● **WHAT THE TASK REQUIRES**
Write out the whole listing exactly as it stands.

● **RECORDED INFORMATION**
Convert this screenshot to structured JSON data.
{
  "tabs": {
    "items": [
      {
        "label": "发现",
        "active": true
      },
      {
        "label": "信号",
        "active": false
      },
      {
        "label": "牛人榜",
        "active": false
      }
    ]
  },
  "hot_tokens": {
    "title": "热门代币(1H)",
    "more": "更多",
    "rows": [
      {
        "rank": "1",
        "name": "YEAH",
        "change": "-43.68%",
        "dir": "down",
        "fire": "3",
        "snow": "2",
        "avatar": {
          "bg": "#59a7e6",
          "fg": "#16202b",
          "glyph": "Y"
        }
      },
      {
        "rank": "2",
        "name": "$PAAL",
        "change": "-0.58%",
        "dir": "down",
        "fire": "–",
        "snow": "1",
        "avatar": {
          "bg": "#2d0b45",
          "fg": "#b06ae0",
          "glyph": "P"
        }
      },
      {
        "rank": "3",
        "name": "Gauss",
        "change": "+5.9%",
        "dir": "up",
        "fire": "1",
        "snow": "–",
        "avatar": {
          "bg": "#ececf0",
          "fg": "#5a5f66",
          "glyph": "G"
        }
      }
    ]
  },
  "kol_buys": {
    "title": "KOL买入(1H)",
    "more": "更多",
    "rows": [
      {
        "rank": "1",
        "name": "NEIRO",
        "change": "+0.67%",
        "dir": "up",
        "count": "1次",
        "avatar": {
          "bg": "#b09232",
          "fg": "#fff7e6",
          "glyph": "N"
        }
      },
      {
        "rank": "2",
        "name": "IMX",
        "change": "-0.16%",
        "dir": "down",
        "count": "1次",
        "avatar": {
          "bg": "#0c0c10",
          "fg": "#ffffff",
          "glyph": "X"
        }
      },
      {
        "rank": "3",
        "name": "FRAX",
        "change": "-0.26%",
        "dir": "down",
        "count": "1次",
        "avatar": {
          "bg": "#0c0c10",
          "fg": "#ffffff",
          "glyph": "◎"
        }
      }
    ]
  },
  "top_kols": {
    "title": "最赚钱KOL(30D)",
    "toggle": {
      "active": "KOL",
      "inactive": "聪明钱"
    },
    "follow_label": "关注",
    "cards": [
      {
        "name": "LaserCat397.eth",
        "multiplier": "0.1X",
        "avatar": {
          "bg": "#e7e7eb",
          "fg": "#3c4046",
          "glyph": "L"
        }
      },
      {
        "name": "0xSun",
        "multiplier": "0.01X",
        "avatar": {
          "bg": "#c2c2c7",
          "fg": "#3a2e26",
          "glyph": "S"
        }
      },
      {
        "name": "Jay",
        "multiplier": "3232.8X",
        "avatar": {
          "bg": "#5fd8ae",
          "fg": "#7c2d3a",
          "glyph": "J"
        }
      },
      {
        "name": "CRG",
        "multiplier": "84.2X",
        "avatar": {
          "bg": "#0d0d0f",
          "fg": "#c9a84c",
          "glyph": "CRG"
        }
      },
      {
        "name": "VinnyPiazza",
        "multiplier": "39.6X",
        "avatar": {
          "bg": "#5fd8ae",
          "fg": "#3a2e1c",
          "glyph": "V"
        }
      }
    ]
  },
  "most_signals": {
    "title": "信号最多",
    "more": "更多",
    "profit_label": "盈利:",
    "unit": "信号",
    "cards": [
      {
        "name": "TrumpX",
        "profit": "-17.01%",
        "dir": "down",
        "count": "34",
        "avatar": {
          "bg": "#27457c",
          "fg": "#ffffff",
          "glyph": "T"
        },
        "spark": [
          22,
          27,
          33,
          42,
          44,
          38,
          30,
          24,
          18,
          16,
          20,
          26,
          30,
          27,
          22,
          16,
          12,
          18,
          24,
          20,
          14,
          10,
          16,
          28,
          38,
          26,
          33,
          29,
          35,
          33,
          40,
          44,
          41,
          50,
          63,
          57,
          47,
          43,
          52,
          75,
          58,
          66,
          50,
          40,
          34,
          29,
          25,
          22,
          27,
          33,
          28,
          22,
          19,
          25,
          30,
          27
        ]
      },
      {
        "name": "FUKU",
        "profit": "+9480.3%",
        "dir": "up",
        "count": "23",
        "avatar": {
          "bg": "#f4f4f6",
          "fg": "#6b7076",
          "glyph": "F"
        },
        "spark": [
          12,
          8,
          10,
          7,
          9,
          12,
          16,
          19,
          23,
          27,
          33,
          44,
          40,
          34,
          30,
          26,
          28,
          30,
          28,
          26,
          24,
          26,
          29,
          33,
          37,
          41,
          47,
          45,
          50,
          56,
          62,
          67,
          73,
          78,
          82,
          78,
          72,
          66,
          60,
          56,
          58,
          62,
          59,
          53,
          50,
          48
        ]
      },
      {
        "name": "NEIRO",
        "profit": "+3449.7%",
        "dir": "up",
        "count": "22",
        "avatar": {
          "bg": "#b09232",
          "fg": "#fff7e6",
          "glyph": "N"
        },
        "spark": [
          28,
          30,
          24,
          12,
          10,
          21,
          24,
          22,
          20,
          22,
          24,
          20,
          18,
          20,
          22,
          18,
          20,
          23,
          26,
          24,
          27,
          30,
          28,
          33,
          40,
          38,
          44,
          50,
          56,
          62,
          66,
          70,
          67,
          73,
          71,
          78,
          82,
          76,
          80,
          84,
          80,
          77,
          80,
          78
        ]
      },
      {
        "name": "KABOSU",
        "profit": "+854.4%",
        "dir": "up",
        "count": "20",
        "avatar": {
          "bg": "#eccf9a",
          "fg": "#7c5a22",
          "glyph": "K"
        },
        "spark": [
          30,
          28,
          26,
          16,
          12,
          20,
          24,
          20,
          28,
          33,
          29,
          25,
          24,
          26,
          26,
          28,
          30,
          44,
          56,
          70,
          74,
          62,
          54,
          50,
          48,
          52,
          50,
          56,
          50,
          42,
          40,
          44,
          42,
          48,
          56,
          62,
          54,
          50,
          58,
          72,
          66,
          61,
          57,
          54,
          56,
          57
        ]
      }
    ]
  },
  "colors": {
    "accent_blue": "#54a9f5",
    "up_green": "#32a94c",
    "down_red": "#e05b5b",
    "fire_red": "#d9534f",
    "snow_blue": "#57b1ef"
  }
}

● **THE SOLUTION**
Convert this screenshot to structured JSON data.
{
  "tabs": {
    "items": [
      {
        "label": "发现",
        "active": true
      },
      {
        "label": "信号",
        "active": false
      },
      {
        "label": "牛人榜",
        "active": false
      }
    ]
  },
  "hot_tokens": {
    "title": "热门代币(1H)",
    "more": "更多",
    "rows": [
      {
        "rank": "1",
        "name": "YEAH",
        "change": "-43.68%",
        "dir": "down",
        "fire": "3",
        "snow": "2",
        "avatar": {
          "bg": "#59a7e6",
          "fg": "#16202b",
          "glyph": "Y"
        }
      },
      {
        "rank": "2",
        "name": "$PAAL",
        "change": "-0.58%",
        "dir": "down",
        "fire": "–",
        "snow": "1",
        "avatar": {
          "bg": "#2d0b45",
          "fg": "#b06ae0",
          "glyph": "P"
        }
      },
      {
        "rank": "3",
        "name": "Gauss",
        "change": "+5.9%",
        "dir": "up",
        "fire": "1",
        "snow": "–",
        "avatar": {
          "bg": "#ececf0",
          "fg": "#5a5f66",
          "glyph": "G"
        }
      }
    ]
  },
  "kol_buys": {
    "title": "KOL买入(1H)",
    "more": "更多",
    "rows": [
      {
        "rank": "1",
        "name": "NEIRO",
        "change": "+0.67%",
        "dir": "up",
        "count": "1次",
        "avatar": {
          "bg": "#b09232",
          "fg": "#fff7e6",
          "glyph": "N"
        }
      },
      {
        "rank": "2",
        "name": "IMX",
        "change": "-0.16%",
        "dir": "down",
        "count": "1次",
        "avatar": {
          "bg": "#0c0c10",
          "fg": "#ffffff",
          "glyph": "X"
        }
      },
      {
        "rank": "3",
        "name": "FRAX",
        "change": "-0.26%",
        "dir": "down",
        "count": "1次",
        "avatar": {
          "bg": "#0c0c10",
          "fg": "#ffffff",
          "glyph": "◎"
        }
      }
    ]
  },
  "top_kols": {
    "title": "最赚钱KOL(30D)",
    "toggle": {
      "active": "KOL",
      "inactive": "聪明钱"
    },
    "follow_label": "关注",
    "cards": [
      {
        "name": "LaserCat397.eth",
        "multiplier": "0.1X",
        "avatar": {
          "bg": "#e7e7eb",
          "fg": "#3c4046",
          "glyph": "L"
        }
      },
      {
        "name": "0xSun",
        "multiplier": "0.01X",
        "avatar": {
          "bg": "#c2c2c7",
          "fg": "#3a2e26",
          "glyph": "S"
        }
      },
      {
        "name": "Jay",
        "multiplier": "3232.8X",
        "avatar": {
          "bg": "#5fd8ae",
          "fg": "#7c2d3a",
          "glyph": "J"
        }
      },
      {
        "name": "CRG",
        "multiplier": "84.2X",
        "avatar": {
          "bg": "#0d0d0f",
          "fg": "#c9a84c",
          "glyph": "CRG"
        }
      },
      {
        "name": "VinnyPiazza",
        "multiplier": "39.6X",
        "avatar": {
          "bg": "#5fd8ae",
          "fg": "#3a2e1c",
          "glyph": "V"
        }
      }
    ]
  },
  "most_signals": {
    "title": "信号最多",
    "more": "更多",
    "profit_label": "盈利:",
    "unit": "信号",
    "cards": [
      {
        "name": "TrumpX",
        "profit": "-17.01%",
        "dir": "down",
        "count": "34",
        "avatar": {
          "bg": "#27457c",
          "fg": "#ffffff",
          "glyph": "T"
        },
        "spark": [
          22,
          27,
          33,
          42,
          44,
          38,
          30,
          24,
          18,
          16,
          20,
          26,
          30,
          27,
          22,
          16,
          12,
          18,
          24,
          20,
          14,
          10,
          16,
          28,
          38,
          26,
          33,
          29,
          35,
          33,
          40,
          44,
          41,
          50,
          63,
          57,
          47,
          43,
          52,
          75,
          58,
          66,
          50,
          40,
          34,
          29,
          25,
          22,
          27,
          33,
          28,
          22,
          19,
          25,
          30,
          27
        ]
      },
      {
        "name": "FUKU",
        "profit": "+9480.3%",
        "dir": "up",
        "count": "23",
        "avatar": {
          "bg": "#f4f4f6",
          "fg": "#6b7076",
          "glyph": "F"
        },
        "spark": [
          12,
          8,
          10,
          7,
          9,
          12,
          16,
          19,
          23,
          27,
          33,
          44,
          40,
          34,
          30,
          26,
          28,
          30,
          28,
          26,
          24,
          26,
          29,
          33,
          37,
          41,
          47,
          45,
          50,
          56,
          62,
          67,
          73,
          78,
          82,
          78,
          72,
          66,
          60,
          56,
          58,
          62,
          59,
          53,
          50,
          48
        ]
      },
      {
        "name": "NEIRO",
        "profit": "+3449.7%",
        "dir": "up",
        "count": "22",
        "avatar": {
          "bg": "#b09232",
          "fg": "#fff7e6",
          "glyph": "N"
        },
        "spark": [
          28,
          30,
          24,
          12,
          10,
          21,
          24,
          22,
          20,
          22,
          24,
          20,
          18,
          20,
          22,
          18,
          20,
          23,
          26,
          24,
          27,
          30,
          28,
          33,
          40,
          38,
          44,
          50,
          56,
          62,
          66,
          70,
          67,
          73,
          71,
          78,
          82,
          76,
          80,
          84,
          80,
          77,
          80,
          78
        ]
      },
      {
        "name": "KABOSU",
        "profit": "+854.4%",
        "dir": "up",
        "count": "20",
        "avatar": {
          "bg": "#eccf9a",
          "fg": "#7c5a22",
          "glyph": "K"
        },
        "spark": [
          30,
          28,
          26,
          16,
          12,
          20,
          24,
          20,
          28,
          33,
          29,
          25,
          24,
          26,
          26,
          28,
          30,
          44,
          56,
          70,
          74,
          62,
          54,
          50,
          48,
          52,
          50,
          56,
          50,
          42,
          40,
          44,
          42,
          48,
          56,
          62,
          54,
          50,
          58,
          72,
          66,
          61,
          57,
          54,
          56,
          57
        ]
      }
    ]
  },
  "colors": {
    "accent_blue": "#54a9f5",
    "up_green": "#32a94c",
    "down_red": "#e05b5b",
    "fire_red": "#d9534f",
    "snow_blue": "#57b1ef"
  }
}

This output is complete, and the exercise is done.